Records from a data source
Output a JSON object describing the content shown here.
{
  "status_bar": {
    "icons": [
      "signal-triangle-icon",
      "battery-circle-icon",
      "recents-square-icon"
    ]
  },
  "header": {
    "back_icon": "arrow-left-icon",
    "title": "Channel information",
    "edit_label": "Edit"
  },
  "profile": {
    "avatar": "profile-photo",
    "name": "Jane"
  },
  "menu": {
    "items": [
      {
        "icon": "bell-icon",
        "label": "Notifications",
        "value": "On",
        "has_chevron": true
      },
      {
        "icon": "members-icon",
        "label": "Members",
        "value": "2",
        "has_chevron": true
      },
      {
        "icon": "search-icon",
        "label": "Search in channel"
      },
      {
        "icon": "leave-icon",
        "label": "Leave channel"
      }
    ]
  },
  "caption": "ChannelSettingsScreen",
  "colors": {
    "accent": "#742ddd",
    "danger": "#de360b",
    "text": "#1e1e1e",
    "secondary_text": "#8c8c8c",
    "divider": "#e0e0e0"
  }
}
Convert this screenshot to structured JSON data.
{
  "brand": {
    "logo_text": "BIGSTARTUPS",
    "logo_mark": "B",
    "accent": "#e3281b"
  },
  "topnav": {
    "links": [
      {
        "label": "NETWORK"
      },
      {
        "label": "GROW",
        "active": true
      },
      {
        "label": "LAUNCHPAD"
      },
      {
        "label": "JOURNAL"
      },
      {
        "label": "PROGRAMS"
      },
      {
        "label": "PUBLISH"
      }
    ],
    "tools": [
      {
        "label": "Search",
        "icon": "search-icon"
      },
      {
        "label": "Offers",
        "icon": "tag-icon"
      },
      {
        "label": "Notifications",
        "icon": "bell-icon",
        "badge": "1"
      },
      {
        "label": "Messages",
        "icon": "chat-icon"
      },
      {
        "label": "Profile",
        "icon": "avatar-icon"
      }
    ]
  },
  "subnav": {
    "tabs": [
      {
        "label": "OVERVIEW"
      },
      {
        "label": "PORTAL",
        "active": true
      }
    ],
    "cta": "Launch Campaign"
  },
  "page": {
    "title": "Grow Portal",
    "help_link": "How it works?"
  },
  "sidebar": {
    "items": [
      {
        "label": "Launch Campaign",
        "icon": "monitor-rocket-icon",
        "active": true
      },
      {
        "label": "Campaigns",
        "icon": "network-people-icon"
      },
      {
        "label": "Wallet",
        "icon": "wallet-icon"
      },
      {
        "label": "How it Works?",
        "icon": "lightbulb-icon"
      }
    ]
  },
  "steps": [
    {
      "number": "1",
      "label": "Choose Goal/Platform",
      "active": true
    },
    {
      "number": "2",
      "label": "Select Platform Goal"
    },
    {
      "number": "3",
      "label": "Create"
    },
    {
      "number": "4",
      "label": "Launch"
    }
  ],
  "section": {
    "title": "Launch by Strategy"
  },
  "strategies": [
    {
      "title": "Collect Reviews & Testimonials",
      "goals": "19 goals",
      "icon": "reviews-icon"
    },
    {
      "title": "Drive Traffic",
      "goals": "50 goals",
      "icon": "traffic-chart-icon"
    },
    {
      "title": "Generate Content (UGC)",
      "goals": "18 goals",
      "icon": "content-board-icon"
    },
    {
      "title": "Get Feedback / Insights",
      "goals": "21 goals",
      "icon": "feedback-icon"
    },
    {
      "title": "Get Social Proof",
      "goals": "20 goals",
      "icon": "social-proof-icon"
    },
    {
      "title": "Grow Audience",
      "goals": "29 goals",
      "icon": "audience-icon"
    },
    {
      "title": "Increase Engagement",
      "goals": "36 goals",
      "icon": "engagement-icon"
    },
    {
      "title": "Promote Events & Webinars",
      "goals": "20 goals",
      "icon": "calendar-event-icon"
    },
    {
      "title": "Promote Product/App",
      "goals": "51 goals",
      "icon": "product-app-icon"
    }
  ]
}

◆ WHAT IS NEEDED: Your task is to repeat the data exactly, with nothing left out.

◆ ANSWER TO THE EXERCISE:
Output a JSON object describing the content shown here.
{
  "status_bar": {
    "icons": [
      "signal-triangle-icon",
      "battery-circle-icon",
      "recents-square-icon"
    ]
  },
  "header": {
    "back_icon": "arrow-left-icon",
    "title": "Channel information",
    "edit_label": "Edit"
  },
  "profile": {
    "avatar": "profile-photo",
    "name": "Jane"
  },
  "menu": {
    "items": [
      {
        "icon": "bell-icon",
        "label": "Notifications",
        "value": "On",
        "has_chevron": true
      },
      {
        "icon": "members-icon",
        "label": "Members",
        "value": "2",
        "has_chevron": true
      },
      {
        "icon": "search-icon",
        "label": "Search in channel"
      },
      {
        "icon": "leave-icon",
        "label": "Leave channel"
      }
    ]
  },
  "caption": "ChannelSettingsScreen",
  "colors": {
    "accent": "#742ddd",
    "danger": "#de360b",
    "text": "#1e1e1e",
    "secondary_text": "#8c8c8c",
    "divider": "#e0e0e0"
  }
}
Convert this screenshot to structured JSON data.
{
  "brand": {
    "logo_text": "BIGSTARTUPS",
    "logo_mark": "B",
    "accent": "#e3281b"
  },
  "topnav": {
    "links": [
      {
        "label": "NETWORK"
      },
      {
        "label": "GROW",
        "active": true
      },
      {
        "label": "LAUNCHPAD"
      },
      {
        "label": "JOURNAL"
      },
      {
        "label": "PROGRAMS"
      },
      {
        "label": "PUBLISH"
      }
    ],
    "tools": [
      {
        "label": "Search",
        "icon": "search-icon"
      },
      {
        "label": "Offers",
        "icon": "tag-icon"
      },
      {
        "label": "Notifications",
        "icon": "bell-icon",
        "badge": "1"
      },
      {
        "label": "Messages",
        "icon": "chat-icon"
      },
      {
        "label": "Profile",
        "icon": "avatar-icon"
      }
    ]
  },
  "subnav": {
    "tabs": [
      {
        "label": "OVERVIEW"
      },
      {
        "label": "PORTAL",
        "active": true
      }
    ],
    "cta": "Launch Campaign"
  },
  "page": {
    "title": "Grow Portal",
    "help_link": "How it works?"
  },
  "sidebar": {
    "items": [
      {
        "label": "Launch Campaign",
        "icon": "monitor-rocket-icon",
        "active": true
      },
      {
        "label": "Campaigns",
        "icon": "network-people-icon"
      },
      {
        "label": "Wallet",
        "icon": "wallet-icon"
      },
      {
        "label": "How it Works?",
        "icon": "lightbulb-icon"
      }
    ]
  },
  "steps": [
    {
      "number": "1",
      "label": "Choose Goal/Platform",
      "active": true
    },
    {
      "number": "2",
      "label": "Select Platform Goal"
    },
    {
      "number": "3",
      "label": "Create"
    },
    {
      "number": "4",
      "label": "Launch"
    }
  ],
  "section": {
    "title": "Launch by Strategy"
  },
  "strategies": [
    {
      "title": "Collect Reviews & Testimonials",
      "goals": "19 goals",
      "icon": "reviews-icon"
    },
    {
      "title": "Drive Traffic",
      "goals": "50 goals",
      "icon": "traffic-chart-icon"
    },
    {
      "title": "Generate Content (UGC)",
      "goals": "18 goals",
      "icon": "content-board-icon"
    },
    {
      "title": "Get Feedback / Insights",
      "goals": "21 goals",
      "icon": "feedback-icon"
    },
    {
      "title": "Get Social Proof",
      "goals": "20 goals",
      "icon": "social-proof-icon"
    },
    {
      "title": "Grow Audience",
      "goals": "29 goals",
      "icon": "audience-icon"
    },
    {
      "title": "Increase Engagement",
      "goals": "36 goals",
      "icon": "engagement-icon"
    },
    {
      "title": "Promote Events & Webinars",
      "goals": "20 goals",
      "icon": "calendar-event-icon"
    },
    {
      "title": "Promote Product/App",
      "goals": "51 goals",
      "icon": "product-app-icon"
    }
  ]
}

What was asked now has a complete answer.